-------- Material supplied

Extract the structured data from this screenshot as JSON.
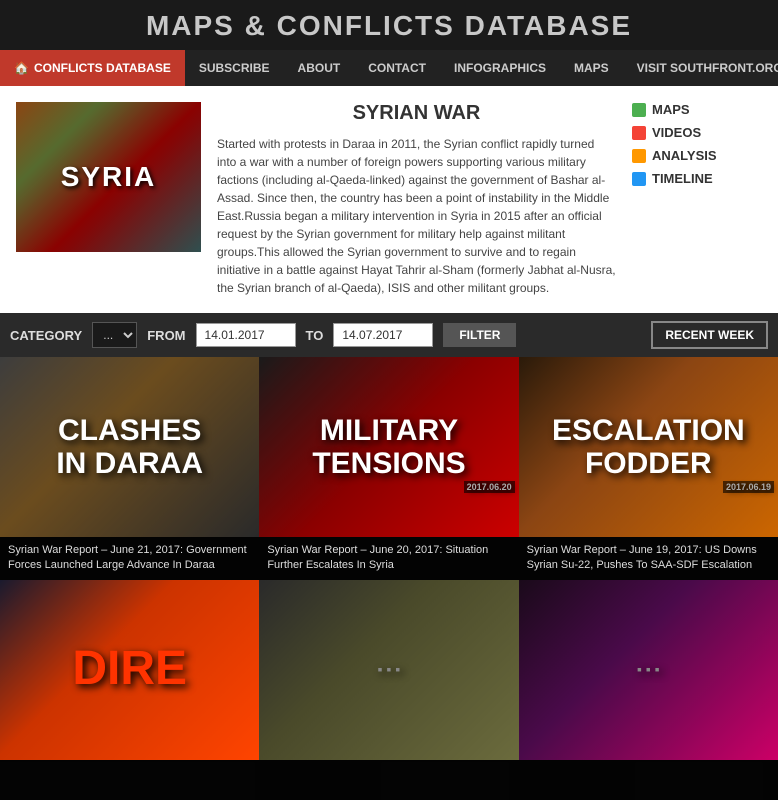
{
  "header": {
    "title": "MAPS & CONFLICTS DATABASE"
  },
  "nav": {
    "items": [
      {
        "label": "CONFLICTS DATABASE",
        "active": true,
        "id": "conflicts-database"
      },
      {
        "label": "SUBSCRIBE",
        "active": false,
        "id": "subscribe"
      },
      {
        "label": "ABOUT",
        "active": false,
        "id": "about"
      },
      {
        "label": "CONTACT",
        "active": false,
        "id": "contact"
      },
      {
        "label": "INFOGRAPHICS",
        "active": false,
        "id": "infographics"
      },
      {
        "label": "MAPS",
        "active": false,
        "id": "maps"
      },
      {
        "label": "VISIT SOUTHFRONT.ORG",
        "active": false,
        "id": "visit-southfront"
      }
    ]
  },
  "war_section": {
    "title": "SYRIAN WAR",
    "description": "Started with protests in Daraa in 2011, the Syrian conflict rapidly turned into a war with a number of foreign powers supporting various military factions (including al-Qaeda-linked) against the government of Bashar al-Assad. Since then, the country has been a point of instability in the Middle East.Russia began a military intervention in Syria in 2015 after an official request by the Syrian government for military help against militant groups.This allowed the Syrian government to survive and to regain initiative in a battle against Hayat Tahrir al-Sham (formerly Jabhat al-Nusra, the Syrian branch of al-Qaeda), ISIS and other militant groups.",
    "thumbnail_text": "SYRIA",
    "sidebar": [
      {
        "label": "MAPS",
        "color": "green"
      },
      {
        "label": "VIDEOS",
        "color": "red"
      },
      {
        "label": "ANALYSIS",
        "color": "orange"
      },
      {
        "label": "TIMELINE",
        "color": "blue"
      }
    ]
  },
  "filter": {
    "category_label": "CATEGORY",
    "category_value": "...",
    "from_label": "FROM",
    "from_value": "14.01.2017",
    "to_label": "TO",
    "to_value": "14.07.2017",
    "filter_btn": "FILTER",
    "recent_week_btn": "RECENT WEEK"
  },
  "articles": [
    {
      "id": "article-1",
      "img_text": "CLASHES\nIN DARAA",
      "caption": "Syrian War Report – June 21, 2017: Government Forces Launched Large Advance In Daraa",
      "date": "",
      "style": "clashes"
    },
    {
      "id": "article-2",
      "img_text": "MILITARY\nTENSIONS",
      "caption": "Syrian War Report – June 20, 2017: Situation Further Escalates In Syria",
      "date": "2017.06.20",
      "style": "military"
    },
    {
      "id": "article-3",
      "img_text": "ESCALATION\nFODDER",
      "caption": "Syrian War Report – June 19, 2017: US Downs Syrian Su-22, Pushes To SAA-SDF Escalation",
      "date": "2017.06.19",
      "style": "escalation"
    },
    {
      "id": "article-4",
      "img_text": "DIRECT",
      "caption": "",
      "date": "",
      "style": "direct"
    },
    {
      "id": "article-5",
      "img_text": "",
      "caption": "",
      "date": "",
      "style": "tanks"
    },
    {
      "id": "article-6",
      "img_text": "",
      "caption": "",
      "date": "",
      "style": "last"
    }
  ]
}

----------------

**Job**.
Write out all the records again, exactly, minus any pictures.

**Output for this task**.
Extract the structured data from this screenshot as JSON.
{
  "header": {
    "title": "MAPS & CONFLICTS DATABASE"
  },
  "nav": {
    "items": [
      {
        "label": "CONFLICTS DATABASE",
        "active": true,
        "id": "conflicts-database"
      },
      {
        "label": "SUBSCRIBE",
        "active": false,
        "id": "subscribe"
      },
      {
        "label": "ABOUT",
        "active": false,
        "id": "about"
      },
      {
        "label": "CONTACT",
        "active": false,
        "id": "contact"
      },
      {
        "label": "INFOGRAPHICS",
        "active": false,
        "id": "infographics"
      },
      {
        "label": "MAPS",
        "active": false,
        "id": "maps"
      },
      {
        "label": "VISIT SOUTHFRONT.ORG",
        "active": false,
        "id": "visit-southfront"
      }
    ]
  },
  "war_section": {
    "title": "SYRIAN WAR",
    "description": "Started with protests in Daraa in 2011, the Syrian conflict rapidly turned into a war with a number of foreign powers supporting various military factions (including al-Qaeda-linked) against the government of Bashar al-Assad. Since then, the country has been a point of instability in the Middle East.Russia began a military intervention in Syria in 2015 after an official request by the Syrian government for military help against militant groups.This allowed the Syrian government to survive and to regain initiative in a battle against Hayat Tahrir al-Sham (formerly Jabhat al-Nusra, the Syrian branch of al-Qaeda), ISIS and other militant groups.",
    "thumbnail_text": "SYRIA",
    "sidebar": [
      {
        "label": "MAPS",
        "color": "green"
      },
      {
        "label": "VIDEOS",
        "color": "red"
      },
      {
        "label": "ANALYSIS",
        "color": "orange"
      },
      {
        "label": "TIMELINE",
        "color": "blue"
      }
    ]
  },
  "filter": {
    "category_label": "CATEGORY",
    "category_value": "...",
    "from_label": "FROM",
    "from_value": "14.01.2017",
    "to_label": "TO",
    "to_value": "14.07.2017",
    "filter_btn": "FILTER",
    "recent_week_btn": "RECENT WEEK"
  },
  "articles": [
    {
      "id": "article-1",
      "img_text": "CLASHES\nIN DARAA",
      "caption": "Syrian War Report – June 21, 2017: Government Forces Launched Large Advance In Daraa",
      "date": "",
      "style": "clashes"
    },
    {
      "id": "article-2",
      "img_text": "MILITARY\nTENSIONS",
      "caption": "Syrian War Report – June 20, 2017: Situation Further Escalates In Syria",
      "date": "2017.06.20",
      "style": "military"
    },
    {
      "id": "article-3",
      "img_text": "ESCALATION\nFODDER",
      "caption": "Syrian War Report – June 19, 2017: US Downs Syrian Su-22, Pushes To SAA-SDF Escalation",
      "date": "2017.06.19",
      "style": "escalation"
    },
    {
      "id": "article-4",
      "img_text": "DIRECT",
      "caption": "",
      "date": "",
      "style": "direct"
    },
    {
      "id": "article-5",
      "img_text": "",
      "caption": "",
      "date": "",
      "style": "tanks"
    },
    {
      "id": "article-6",
      "img_text": "",
      "caption": "",
      "date": "",
      "style": "last"
    }
  ]
}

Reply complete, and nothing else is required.